Collect every line in the records below that contains the word "SAGE".

### Given information
—————

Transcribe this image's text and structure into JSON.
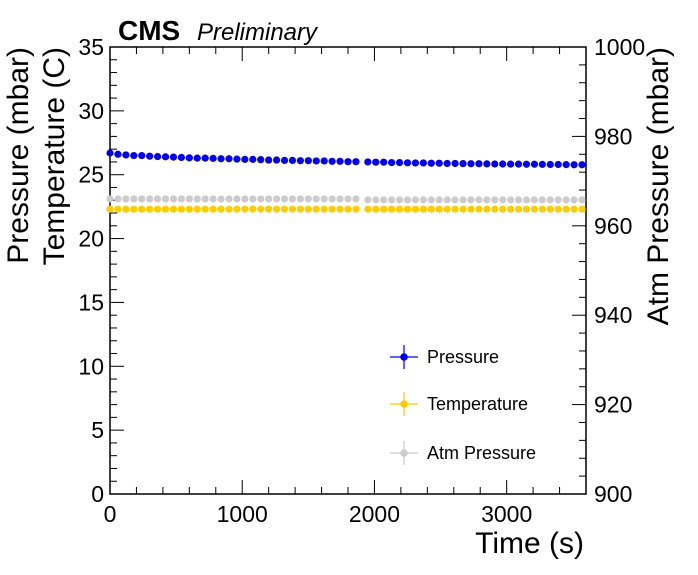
{
  "header": {
    "experiment": "CMS",
    "status": "Preliminary"
  },
  "chart_data": {
    "type": "scatter",
    "xlabel": "Time (s)",
    "ylabel_line1": "Pressure (mbar)",
    "ylabel_line2": "Temperature (C)",
    "ylabel_right": "Atm Pressure (mbar)",
    "xlim": [
      0,
      3600
    ],
    "ylim": [
      0,
      35
    ],
    "ylim_right": [
      900,
      1000
    ],
    "xticks": [
      "0",
      "1000",
      "2000",
      "3000"
    ],
    "yticks": [
      "0",
      "5",
      "10",
      "15",
      "20",
      "25",
      "30",
      "35"
    ],
    "yticks_right": [
      "900",
      "920",
      "940",
      "960",
      "980",
      "1000"
    ],
    "x": [
      0,
      60,
      120,
      180,
      240,
      300,
      360,
      420,
      480,
      540,
      600,
      660,
      720,
      780,
      840,
      900,
      960,
      1020,
      1080,
      1140,
      1200,
      1260,
      1320,
      1380,
      1440,
      1500,
      1560,
      1620,
      1680,
      1740,
      1800,
      1860,
      1950,
      2010,
      2070,
      2130,
      2190,
      2250,
      2310,
      2370,
      2430,
      2490,
      2550,
      2610,
      2670,
      2730,
      2790,
      2850,
      2910,
      2970,
      3030,
      3090,
      3150,
      3210,
      3270,
      3330,
      3390,
      3450,
      3510,
      3570
    ],
    "series": [
      {
        "name": "Pressure",
        "axis": "left",
        "color": "#0000ee",
        "values": [
          26.7,
          26.6,
          26.55,
          26.5,
          26.5,
          26.45,
          26.42,
          26.4,
          26.38,
          26.35,
          26.32,
          26.3,
          26.3,
          26.28,
          26.25,
          26.25,
          26.22,
          26.2,
          26.2,
          26.18,
          26.15,
          26.15,
          26.12,
          26.12,
          26.1,
          26.1,
          26.08,
          26.08,
          26.05,
          26.05,
          26.02,
          26.02,
          26.0,
          25.98,
          25.98,
          25.95,
          25.95,
          25.93,
          25.92,
          25.92,
          25.9,
          25.9,
          25.88,
          25.88,
          25.87,
          25.86,
          25.86,
          25.85,
          25.84,
          25.84,
          25.83,
          25.83,
          25.82,
          25.82,
          25.81,
          25.8,
          25.8,
          25.79,
          25.78,
          25.78
        ]
      },
      {
        "name": "Temperature",
        "axis": "left",
        "color": "#ffcc00",
        "values": [
          22.3,
          22.3,
          22.3,
          22.3,
          22.3,
          22.3,
          22.3,
          22.3,
          22.3,
          22.3,
          22.3,
          22.3,
          22.3,
          22.3,
          22.3,
          22.3,
          22.3,
          22.3,
          22.3,
          22.3,
          22.3,
          22.3,
          22.3,
          22.3,
          22.3,
          22.3,
          22.3,
          22.3,
          22.3,
          22.3,
          22.3,
          22.3,
          22.3,
          22.3,
          22.3,
          22.3,
          22.3,
          22.3,
          22.3,
          22.3,
          22.3,
          22.3,
          22.3,
          22.3,
          22.3,
          22.3,
          22.3,
          22.3,
          22.3,
          22.3,
          22.3,
          22.3,
          22.3,
          22.3,
          22.3,
          22.3,
          22.3,
          22.3,
          22.3,
          22.3
        ]
      },
      {
        "name": "Atm Pressure",
        "axis": "right",
        "color": "#cccccc",
        "values": [
          966.0,
          966.0,
          966.0,
          966.0,
          966.0,
          966.0,
          966.0,
          966.0,
          966.0,
          966.0,
          966.0,
          966.0,
          966.0,
          966.0,
          966.0,
          966.0,
          966.0,
          966.0,
          966.0,
          966.0,
          966.0,
          966.0,
          966.0,
          966.0,
          966.0,
          966.0,
          966.0,
          966.0,
          966.0,
          966.0,
          966.0,
          966.0,
          965.8,
          965.8,
          965.8,
          965.8,
          965.8,
          965.8,
          965.8,
          965.8,
          965.8,
          965.8,
          965.8,
          965.8,
          965.8,
          965.8,
          965.8,
          965.8,
          965.8,
          965.8,
          965.8,
          965.8,
          965.8,
          965.8,
          965.8,
          965.8,
          965.8,
          965.8,
          965.8,
          965.8
        ]
      }
    ],
    "legend": {
      "placement": "bottom-right",
      "entries": [
        "Pressure",
        "Temperature",
        "Atm Pressure"
      ]
    },
    "grid": false
  }
}
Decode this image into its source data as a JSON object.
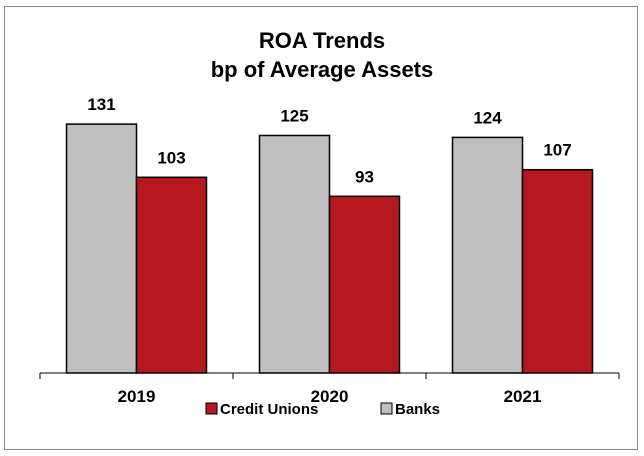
{
  "chart_data": {
    "type": "bar",
    "title_lines": [
      "ROA Trends",
      "bp of Average Assets"
    ],
    "categories": [
      "2019",
      "2020",
      "2021"
    ],
    "series": [
      {
        "name": "Banks",
        "values": [
          131,
          125,
          124
        ],
        "color": "#bfbfbf"
      },
      {
        "name": "Credit Unions",
        "values": [
          103,
          93,
          107
        ],
        "color": "#b5191f"
      }
    ],
    "legend_order": [
      "Credit Unions",
      "Banks"
    ],
    "legend_position": "bottom",
    "ylim": [
      0,
      150
    ],
    "grid": false,
    "data_labels": true
  }
}
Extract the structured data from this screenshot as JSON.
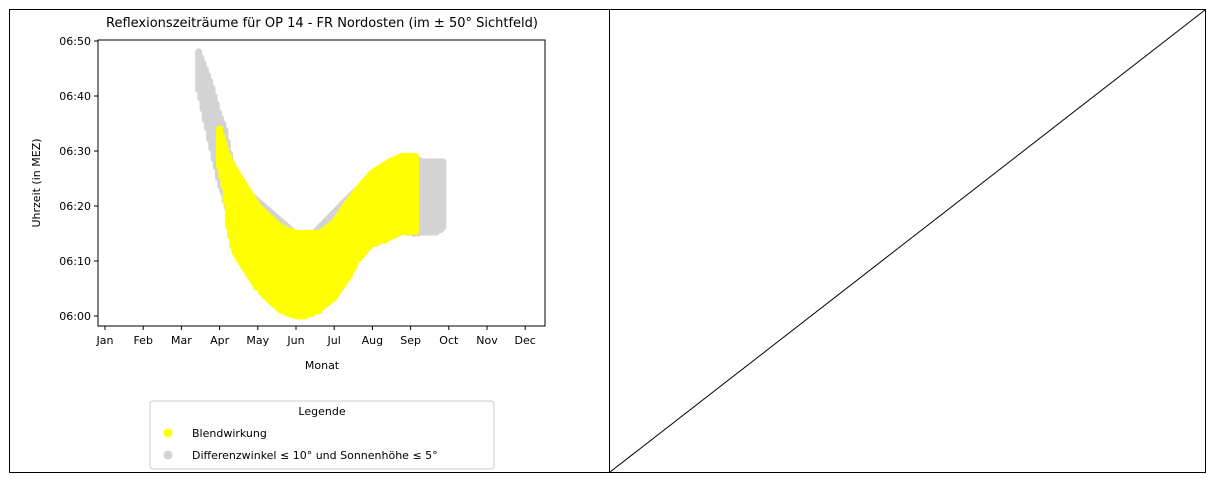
{
  "chart_data": {
    "type": "scatter",
    "title": "Reflexionszeiträume für OP 14 - FR Nordosten (im ± 50° Sichtfeld)",
    "xlabel": "Monat",
    "ylabel": "Uhrzeit (in MEZ)",
    "x_ticks": [
      "Jan",
      "Feb",
      "Mar",
      "Apr",
      "May",
      "Jun",
      "Jul",
      "Aug",
      "Sep",
      "Oct",
      "Nov",
      "Dec"
    ],
    "y_ticks": [
      "06:00",
      "06:10",
      "06:20",
      "06:30",
      "06:40",
      "06:50"
    ],
    "ylim": [
      "05:58",
      "06:50"
    ],
    "grid": false,
    "legend": {
      "title": "Legende",
      "placement": "bottom-center",
      "entries": [
        {
          "label": "Blendwirkung",
          "color": "#ffff00"
        },
        {
          "label": "Differenzwinkel ≤ 10° und Sonnenhöhe ≤ 5°",
          "color": "#d3d3d3"
        }
      ]
    },
    "series": [
      {
        "name": "Differenzwinkel ≤ 10° und Sonnenhöhe ≤ 5°",
        "color": "#d3d3d3",
        "bands": [
          {
            "x": "03-15",
            "low": "06:41",
            "high": "06:48"
          },
          {
            "x": "03-20",
            "low": "06:36",
            "high": "06:45"
          },
          {
            "x": "03-25",
            "low": "06:31",
            "high": "06:42"
          },
          {
            "x": "03-31",
            "low": "06:25",
            "high": "06:37"
          },
          {
            "x": "04-05",
            "low": "06:21",
            "high": "06:34"
          },
          {
            "x": "04-10",
            "low": "06:17",
            "high": "06:28"
          },
          {
            "x": "04-15",
            "low": "06:13",
            "high": "06:24"
          },
          {
            "x": "05-31",
            "low": "06:00",
            "high": "06:15"
          },
          {
            "x": "06-15",
            "low": "06:01",
            "high": "06:15"
          },
          {
            "x": "07-15",
            "low": "06:10",
            "high": "06:22"
          },
          {
            "x": "08-15",
            "low": "06:16",
            "high": "06:28"
          },
          {
            "x": "09-01",
            "low": "06:15",
            "high": "06:29"
          },
          {
            "x": "09-10",
            "low": "06:15",
            "high": "06:28"
          },
          {
            "x": "09-20",
            "low": "06:15",
            "high": "06:28"
          },
          {
            "x": "09-28",
            "low": "06:16",
            "high": "06:28"
          }
        ]
      },
      {
        "name": "Blendwirkung",
        "color": "#ffff00",
        "bands": [
          {
            "x": "04-01",
            "low": "06:27",
            "high": "06:34"
          },
          {
            "x": "04-05",
            "low": "06:23",
            "high": "06:31"
          },
          {
            "x": "04-08",
            "low": "06:16",
            "high": "06:29"
          },
          {
            "x": "04-12",
            "low": "06:12",
            "high": "06:27"
          },
          {
            "x": "04-20",
            "low": "06:09",
            "high": "06:24"
          },
          {
            "x": "05-01",
            "low": "06:05",
            "high": "06:20"
          },
          {
            "x": "05-10",
            "low": "06:03",
            "high": "06:18"
          },
          {
            "x": "05-20",
            "low": "06:01",
            "high": "06:16"
          },
          {
            "x": "06-01",
            "low": "06:00",
            "high": "06:15"
          },
          {
            "x": "06-10",
            "low": "06:00",
            "high": "06:15"
          },
          {
            "x": "06-20",
            "low": "06:01",
            "high": "06:15"
          },
          {
            "x": "07-01",
            "low": "06:03",
            "high": "06:17"
          },
          {
            "x": "07-10",
            "low": "06:06",
            "high": "06:20"
          },
          {
            "x": "07-20",
            "low": "06:10",
            "high": "06:23"
          },
          {
            "x": "08-01",
            "low": "06:13",
            "high": "06:26"
          },
          {
            "x": "08-15",
            "low": "06:14",
            "high": "06:28"
          },
          {
            "x": "08-25",
            "low": "06:15",
            "high": "06:29"
          },
          {
            "x": "09-05",
            "low": "06:15",
            "high": "06:29"
          }
        ]
      }
    ]
  }
}
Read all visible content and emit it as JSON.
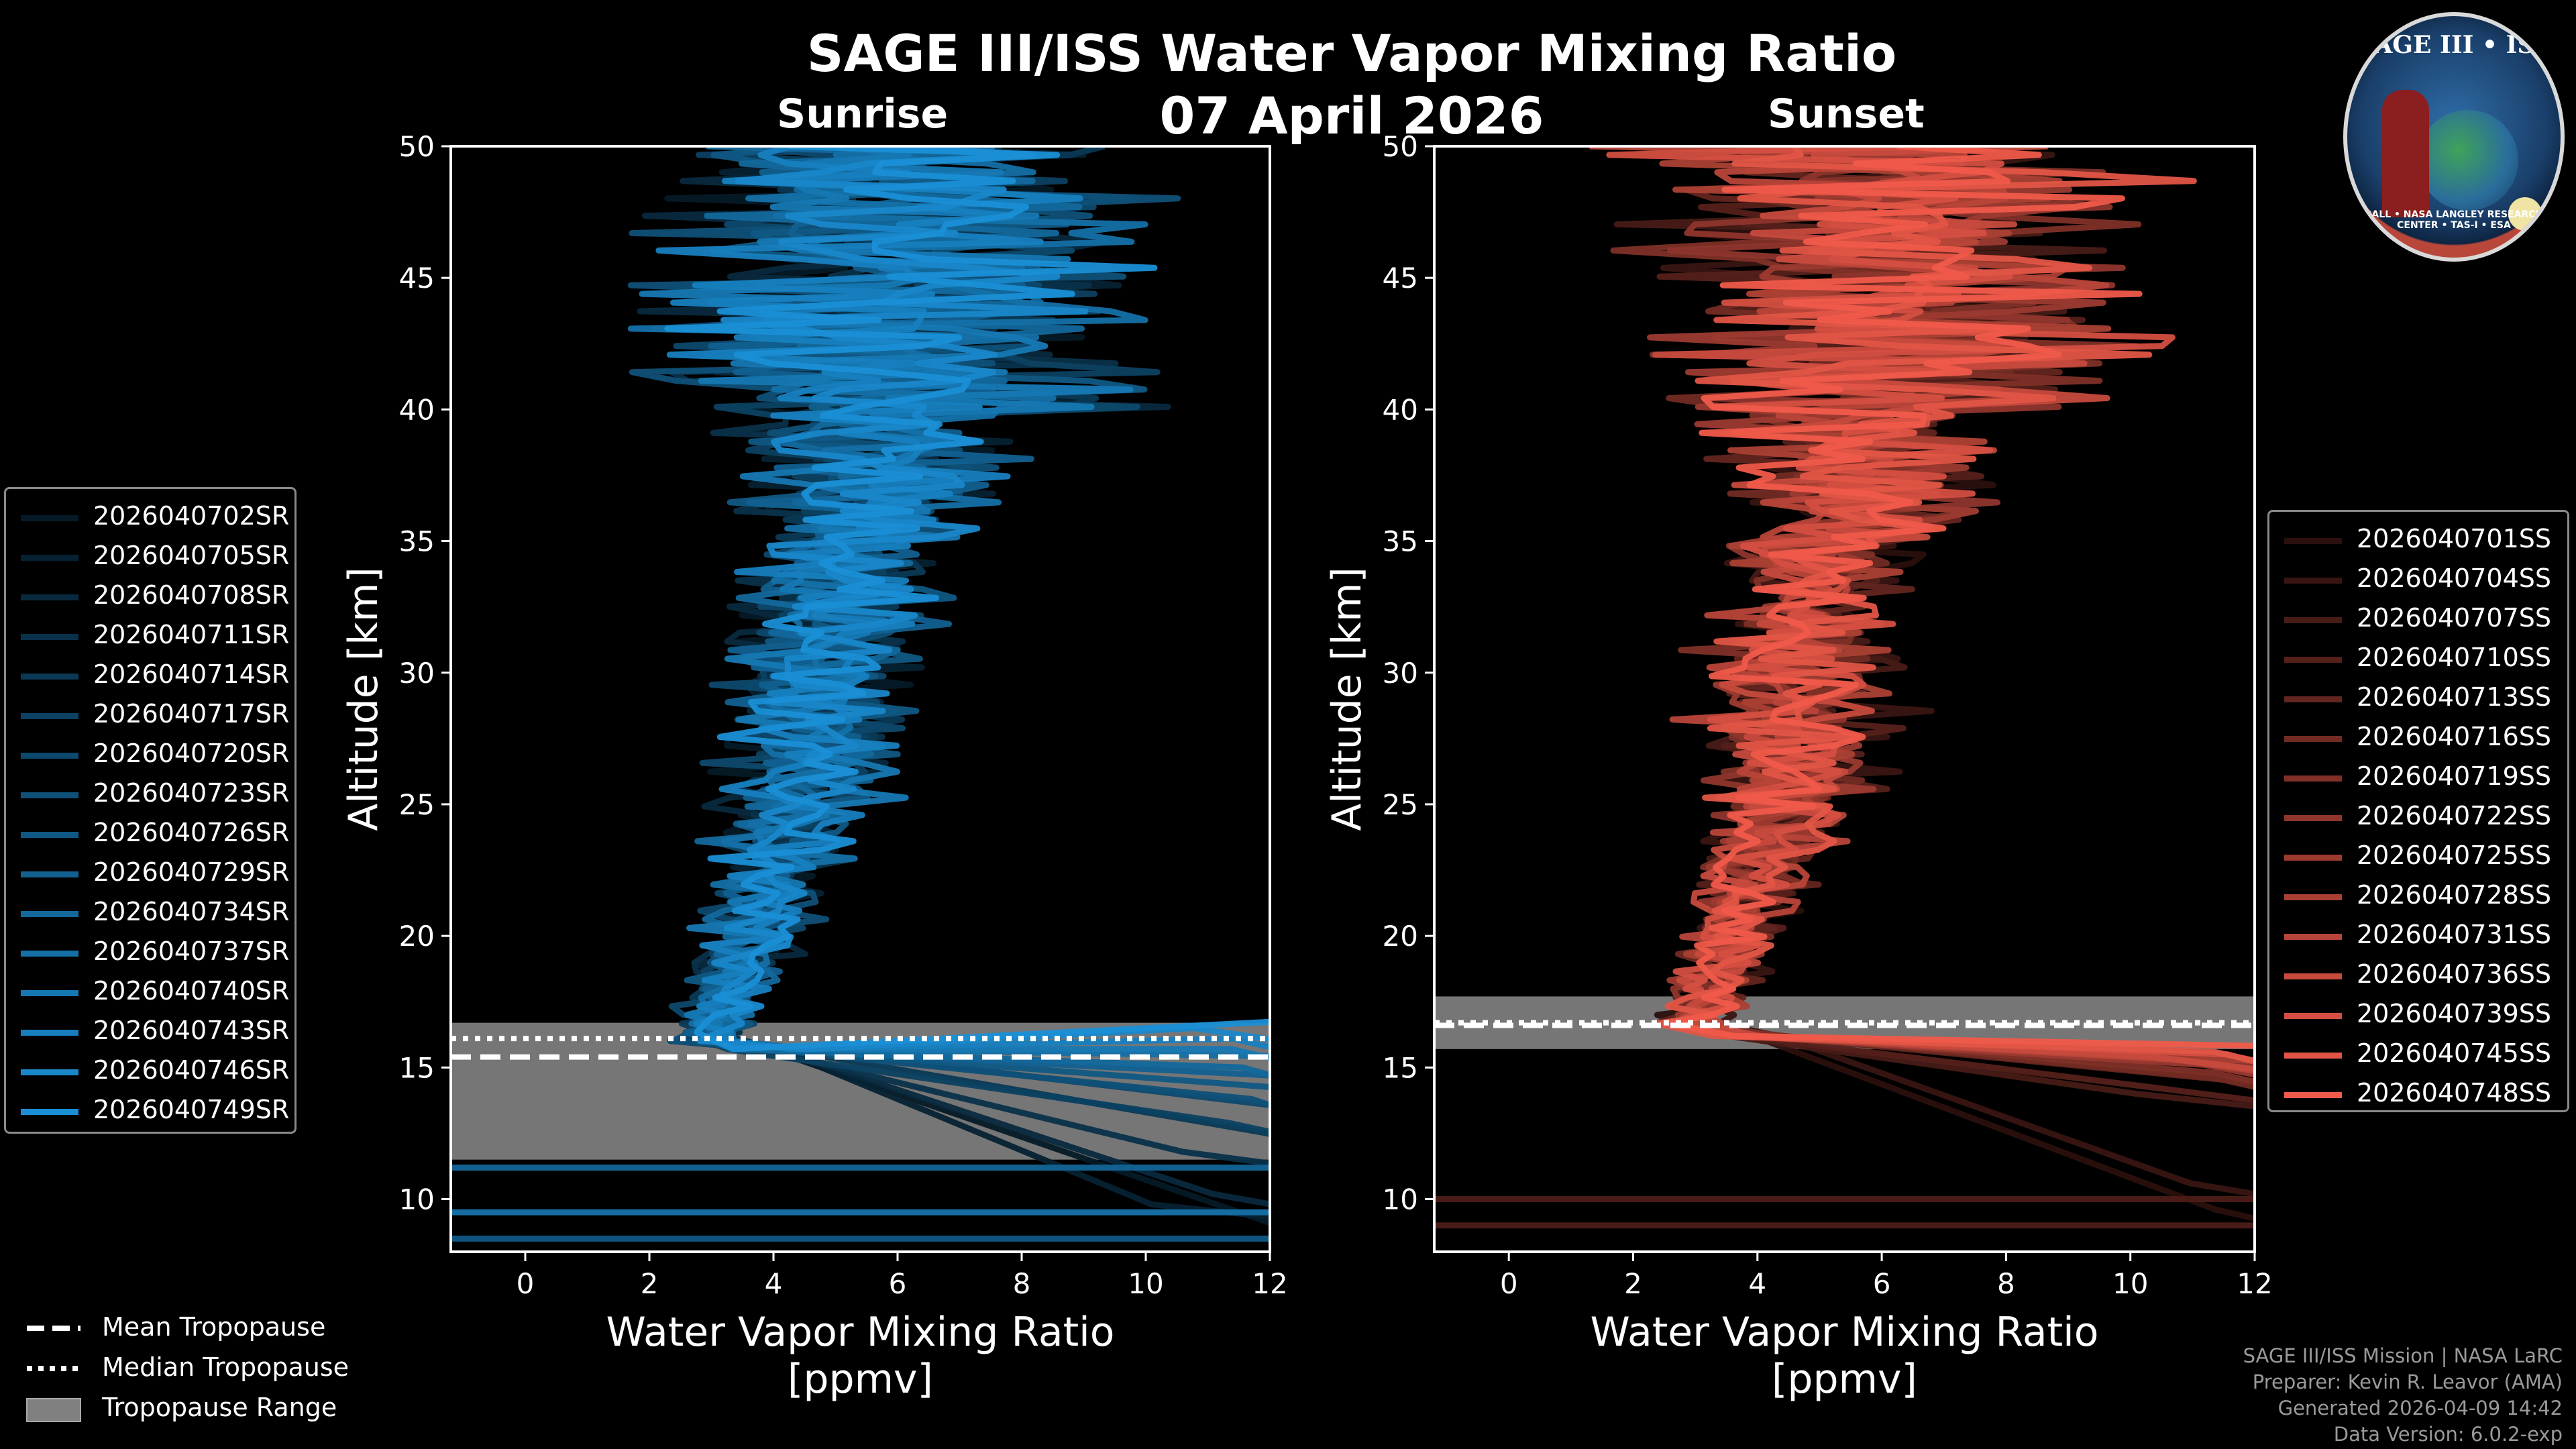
{
  "title": "SAGE III/ISS Water Vapor Mixing Ratio",
  "date": "07 April 2026",
  "panels": {
    "sunrise": {
      "subtitle": "Sunrise"
    },
    "sunset": {
      "subtitle": "Sunset"
    }
  },
  "logo": {
    "text": "SAGE III • ISS",
    "ring_text": "BALL • NASA LANGLEY RESEARCH CENTER • TAS-I • ESA"
  },
  "footer": {
    "line1": "SAGE III/ISS Mission | NASA LaRC",
    "line2": "Preparer: Kevin R. Leavor (AMA)",
    "line3": "Generated 2026-04-09 14:42",
    "line4": "Data Version: 6.0.2-exp"
  },
  "tropopause_legend": {
    "mean": "Mean Tropopause",
    "median": "Median Tropopause",
    "range": "Tropopause Range"
  },
  "colors": {
    "sunrise_line": "#1a8fd6",
    "sunset_line": "#f05a4a",
    "tropopause_band": "#808080",
    "background": "#000000"
  },
  "chart_data": [
    {
      "type": "line",
      "panel": "sunrise",
      "title": "Sunrise",
      "xlabel": "Water Vapor Mixing Ratio",
      "xlabel2": "[ppmv]",
      "ylabel": "Altitude [km]",
      "xlim": [
        -1.2,
        12
      ],
      "ylim": [
        8,
        50
      ],
      "xticks": [
        0,
        2,
        4,
        6,
        8,
        10,
        12
      ],
      "yticks": [
        10,
        15,
        20,
        25,
        30,
        35,
        40,
        45,
        50
      ],
      "tropopause": {
        "mean": 15.4,
        "median": 16.1,
        "range": [
          11.5,
          16.7
        ]
      },
      "lowest_profile_alt": 16.0,
      "series": [
        {
          "name": "2026040702SR",
          "base_altitude": 8.3
        },
        {
          "name": "2026040705SR",
          "base_altitude": 9.2
        },
        {
          "name": "2026040708SR",
          "base_altitude": 9.6
        },
        {
          "name": "2026040711SR",
          "base_altitude": 11.2
        },
        {
          "name": "2026040714SR",
          "base_altitude": 11.9
        },
        {
          "name": "2026040717SR",
          "base_altitude": 12.3
        },
        {
          "name": "2026040720SR",
          "base_altitude": 12.8
        },
        {
          "name": "2026040723SR",
          "base_altitude": 13.2
        },
        {
          "name": "2026040726SR",
          "base_altitude": 13.6
        },
        {
          "name": "2026040729SR",
          "base_altitude": 14.0
        },
        {
          "name": "2026040734SR",
          "base_altitude": 14.4
        },
        {
          "name": "2026040737SR",
          "base_altitude": 14.8
        },
        {
          "name": "2026040740SR",
          "base_altitude": 15.1
        },
        {
          "name": "2026040743SR",
          "base_altitude": 15.5
        },
        {
          "name": "2026040746SR",
          "base_altitude": 15.9
        },
        {
          "name": "2026040749SR",
          "base_altitude": 16.2
        }
      ]
    },
    {
      "type": "line",
      "panel": "sunset",
      "title": "Sunset",
      "xlabel": "Water Vapor Mixing Ratio",
      "xlabel2": "[ppmv]",
      "ylabel": "Altitude [km]",
      "xlim": [
        -1.2,
        12
      ],
      "ylim": [
        8,
        50
      ],
      "xticks": [
        0,
        2,
        4,
        6,
        8,
        10,
        12
      ],
      "yticks": [
        10,
        15,
        20,
        25,
        30,
        35,
        40,
        45,
        50
      ],
      "tropopause": {
        "mean": 16.6,
        "median": 16.7,
        "range": [
          15.7,
          17.7
        ]
      },
      "lowest_profile_alt": 16.5,
      "series": [
        {
          "name": "2026040701SS",
          "base_altitude": 9.0
        },
        {
          "name": "2026040704SS",
          "base_altitude": 10.0
        },
        {
          "name": "2026040707SS",
          "base_altitude": 13.4
        },
        {
          "name": "2026040710SS",
          "base_altitude": 13.6
        },
        {
          "name": "2026040713SS",
          "base_altitude": 13.8
        },
        {
          "name": "2026040716SS",
          "base_altitude": 14.0
        },
        {
          "name": "2026040719SS",
          "base_altitude": 14.2
        },
        {
          "name": "2026040722SS",
          "base_altitude": 14.4
        },
        {
          "name": "2026040725SS",
          "base_altitude": 14.5
        },
        {
          "name": "2026040728SS",
          "base_altitude": 14.6
        },
        {
          "name": "2026040731SS",
          "base_altitude": 14.7
        },
        {
          "name": "2026040736SS",
          "base_altitude": 14.8
        },
        {
          "name": "2026040739SS",
          "base_altitude": 14.9
        },
        {
          "name": "2026040745SS",
          "base_altitude": 15.0
        },
        {
          "name": "2026040748SS",
          "base_altitude": 15.2
        }
      ]
    }
  ]
}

—————

### Result for this task
  "title": "SAGE III/ISS Water Vapor Mixing Ratio",
    "text": "SAGE III • ISS",
    "line1": "SAGE III/ISS Mission | NASA LaRC",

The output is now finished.